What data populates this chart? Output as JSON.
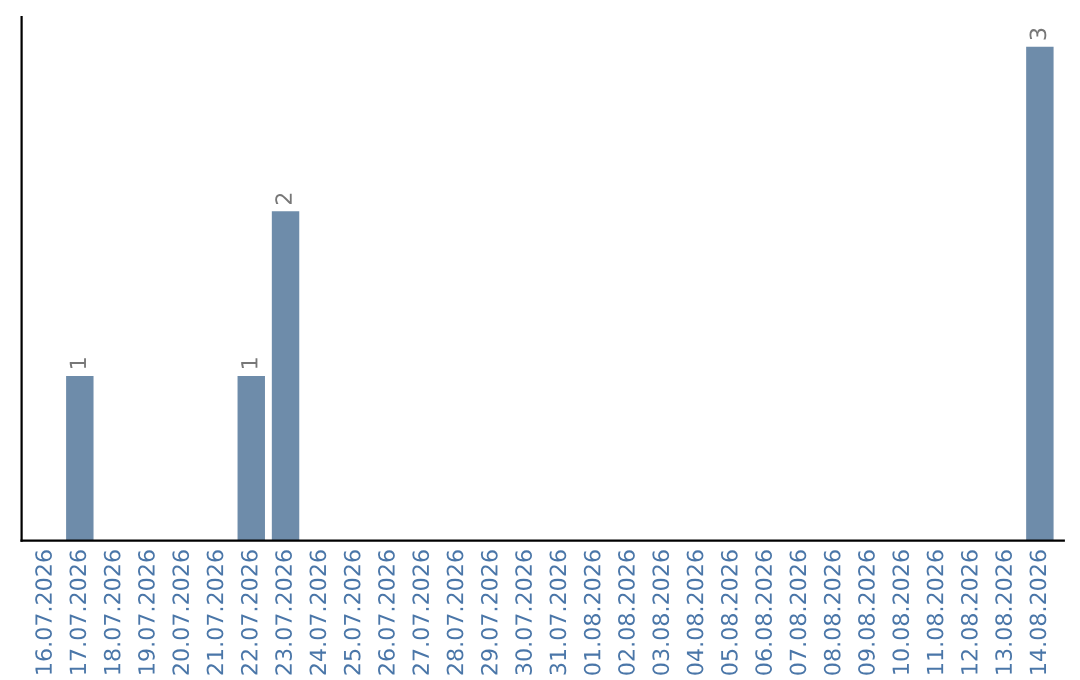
{
  "chart_data": {
    "type": "bar",
    "categories": [
      "16.07.2026",
      "17.07.2026",
      "18.07.2026",
      "19.07.2026",
      "20.07.2026",
      "21.07.2026",
      "22.07.2026",
      "23.07.2026",
      "24.07.2026",
      "25.07.2026",
      "26.07.2026",
      "27.07.2026",
      "28.07.2026",
      "29.07.2026",
      "30.07.2026",
      "31.07.2026",
      "01.08.2026",
      "02.08.2026",
      "03.08.2026",
      "04.08.2026",
      "05.08.2026",
      "06.08.2026",
      "07.08.2026",
      "08.08.2026",
      "09.08.2026",
      "10.08.2026",
      "11.08.2026",
      "12.08.2026",
      "13.08.2026",
      "14.08.2026"
    ],
    "values": [
      0,
      1,
      0,
      0,
      0,
      0,
      1,
      2,
      0,
      0,
      0,
      0,
      0,
      0,
      0,
      0,
      0,
      0,
      0,
      0,
      0,
      0,
      0,
      0,
      0,
      0,
      0,
      0,
      0,
      3
    ],
    "value_labels": [
      null,
      "1",
      null,
      null,
      null,
      null,
      "1",
      "2",
      null,
      null,
      null,
      null,
      null,
      null,
      null,
      null,
      null,
      null,
      null,
      null,
      null,
      null,
      null,
      null,
      null,
      null,
      null,
      null,
      null,
      "3"
    ],
    "color": "#6e8caa",
    "tick_labels": "x",
    "grid": false,
    "legend": false
  }
}
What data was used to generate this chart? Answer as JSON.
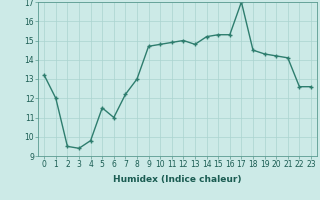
{
  "x": [
    0,
    1,
    2,
    3,
    4,
    5,
    6,
    7,
    8,
    9,
    10,
    11,
    12,
    13,
    14,
    15,
    16,
    17,
    18,
    19,
    20,
    21,
    22,
    23
  ],
  "y": [
    13.2,
    12.0,
    9.5,
    9.4,
    9.8,
    11.5,
    11.0,
    12.2,
    13.0,
    14.7,
    14.8,
    14.9,
    15.0,
    14.8,
    15.2,
    15.3,
    15.3,
    17.0,
    14.5,
    14.3,
    14.2,
    14.1,
    12.6,
    12.6
  ],
  "line_color": "#2e7d6e",
  "marker": "+",
  "marker_size": 3,
  "marker_lw": 1.0,
  "line_width": 1.0,
  "background_color": "#cceae7",
  "grid_color": "#aad4d0",
  "xlabel": "Humidex (Indice chaleur)",
  "ylim": [
    9,
    17
  ],
  "xlim": [
    -0.5,
    23.5
  ],
  "yticks": [
    9,
    10,
    11,
    12,
    13,
    14,
    15,
    16,
    17
  ],
  "xticks": [
    0,
    1,
    2,
    3,
    4,
    5,
    6,
    7,
    8,
    9,
    10,
    11,
    12,
    13,
    14,
    15,
    16,
    17,
    18,
    19,
    20,
    21,
    22,
    23
  ],
  "tick_fontsize": 5.5,
  "xlabel_fontsize": 6.5
}
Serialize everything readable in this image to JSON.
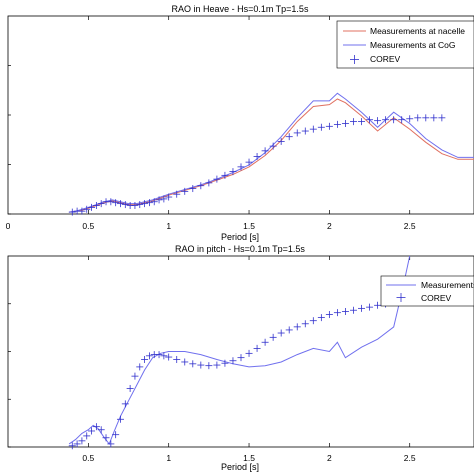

_GIVEN TASK_
Extract the entries in full, exactly as they are, minus the pictures.

_RESPONSE_
What data populates this chart? Output as JSON.
{
  "chart_data": {
    "type": "bar",
    "categories": [
      "16.07.2026",
      "17.07.2026",
      "18.07.2026",
      "19.07.2026",
      "20.07.2026",
      "21.07.2026",
      "22.07.2026",
      "23.07.2026",
      "24.07.2026",
      "25.07.2026",
      "26.07.2026",
      "27.07.2026",
      "28.07.2026",
      "29.07.2026",
      "30.07.2026",
      "31.07.2026",
      "01.08.2026",
      "02.08.2026",
      "03.08.2026",
      "04.08.2026",
      "05.08.2026",
      "06.08.2026",
      "07.08.2026",
      "08.08.2026",
      "09.08.2026",
      "10.08.2026",
      "11.08.2026",
      "12.08.2026",
      "13.08.2026",
      "14.08.2026"
    ],
    "values": [
      0,
      1,
      0,
      0,
      0,
      0,
      1,
      2,
      0,
      0,
      0,
      0,
      0,
      0,
      0,
      0,
      0,
      0,
      0,
      0,
      0,
      0,
      0,
      0,
      0,
      0,
      0,
      0,
      0,
      3
    ],
    "value_labels": [
      null,
      "1",
      null,
      null,
      null,
      null,
      "1",
      "2",
      null,
      null,
      null,
      null,
      null,
      null,
      null,
      null,
      null,
      null,
      null,
      null,
      null,
      null,
      null,
      null,
      null,
      null,
      null,
      null,
      null,
      "3"
    ],
    "color": "#6e8caa",
    "tick_labels": "x",
    "grid": false,
    "legend": false
  }
}
What data was used to generate this chart? Answer as JSON.
{
  "x": [
    0,
    1,
    2,
    3,
    4,
    5,
    6,
    7,
    8,
    9,
    10,
    11,
    12,
    13,
    14,
    15,
    16,
    17,
    18,
    19,
    20,
    21,
    22,
    23
  ],
  "y": [
    13.2,
    12.0,
    9.5,
    9.4,
    9.8,
    11.5,
    11.0,
    12.2,
    13.0,
    14.7,
    14.8,
    14.9,
    15.0,
    14.8,
    15.2,
    15.3,
    15.3,
    17.0,
    14.5,
    14.3,
    14.2,
    14.1,
    12.6,
    12.6
  ],
  "line_color": "#2e7d6e",
  "marker": "+",
  "marker_size": 3,
  "marker_lw": 1.0,
  "line_width": 1.0,
  "background_color": "#cceae7",
  "grid_color": "#aad4d0",
  "xlabel": "Humidex (Indice chaleur)",
  "ylim": [
    9,
    17
  ],
  "xlim": [
    -0.5,
    23.5
  ],
  "yticks": [
    9,
    10,
    11,
    12,
    13,
    14,
    15,
    16,
    17
  ],
  "xticks": [
    0,
    1,
    2,
    3,
    4,
    5,
    6,
    7,
    8,
    9,
    10,
    11,
    12,
    13,
    14,
    15,
    16,
    17,
    18,
    19,
    20,
    21,
    22,
    23
  ],
  "tick_fontsize": 5.5,
  "xlabel_fontsize": 6.5
}
Serialize everything readable in this image to JSON.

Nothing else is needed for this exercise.